*Data records:*
=-=-=
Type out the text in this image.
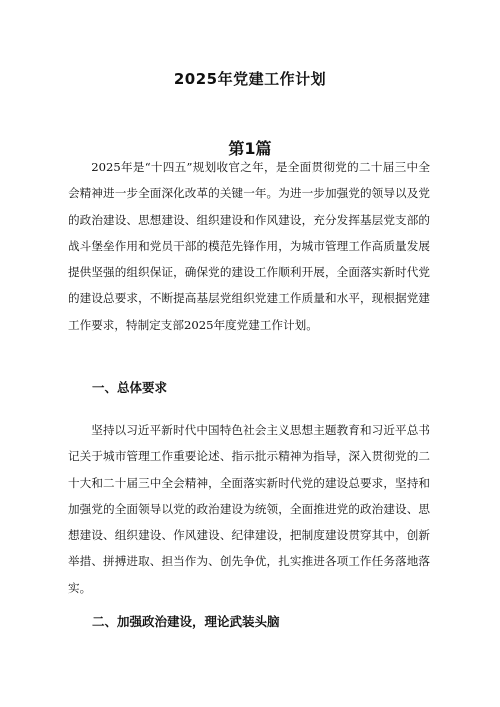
2025年党建工作计划
第1篇

2025年是“十四五”规划收官之年，是全面贯彻党的二十届三中全会精神进一步全面深化改革的关键一年。为进一步加强党的领导以及党的政治建设、思想建设、组织建设和作风建设，充分发挥基层党支部的战斗堡垒作用和党员干部的模范先锋作用，为城市管理工作高质量发展提供坚强的组织保证，确保党的建设工作顺利开展，全面落实新时代党的建设总要求，不断提高基层党组织党建工作质量和水平，现根据党建工作要求，特制定支部2025年度党建工作计划。

一、总体要求

坚持以习近平新时代中国特色社会主义思想主题教育和习近平总书记关于城市管理工作重要论述、指示批示精神为指导，深入贯彻党的二十大和二十届三中全会精神，全面落实新时代党的建设总要求，坚持和加强党的全面领导以党的政治建设为统领，全面推进党的政治建设、思想建设、组织建设、作风建设、纪律建设，把制度建设贯穿其中，创新举措、拼搏进取、担当作为、创先争优，扎实推进各项工作任务落地落实。

二、加强政治建设，理论武装头脑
=-=-=
*Work to complete:* Leave the images out, please, and restate each line word for word.

*Answer to this exercise:*
Type out the text in this image.
2025年党建工作计划
第1篇

2025年是“十四五”规划收官之年，是全面贯彻党的二十届三中全会精神进一步全面深化改革的关键一年。为进一步加强党的领导以及党的政治建设、思想建设、组织建设和作风建设，充分发挥基层党支部的战斗堡垒作用和党员干部的模范先锋作用，为城市管理工作高质量发展提供坚强的组织保证，确保党的建设工作顺利开展，全面落实新时代党的建设总要求，不断提高基层党组织党建工作质量和水平，现根据党建工作要求，特制定支部2025年度党建工作计划。

一、总体要求

坚持以习近平新时代中国特色社会主义思想主题教育和习近平总书记关于城市管理工作重要论述、指示批示精神为指导，深入贯彻党的二十大和二十届三中全会精神，全面落实新时代党的建设总要求，坚持和加强党的全面领导以党的政治建设为统领，全面推进党的政治建设、思想建设、组织建设、作风建设、纪律建设，把制度建设贯穿其中，创新举措、拼搏进取、担当作为、创先争优，扎实推进各项工作任务落地落实。

二、加强政治建设，理论武装头脑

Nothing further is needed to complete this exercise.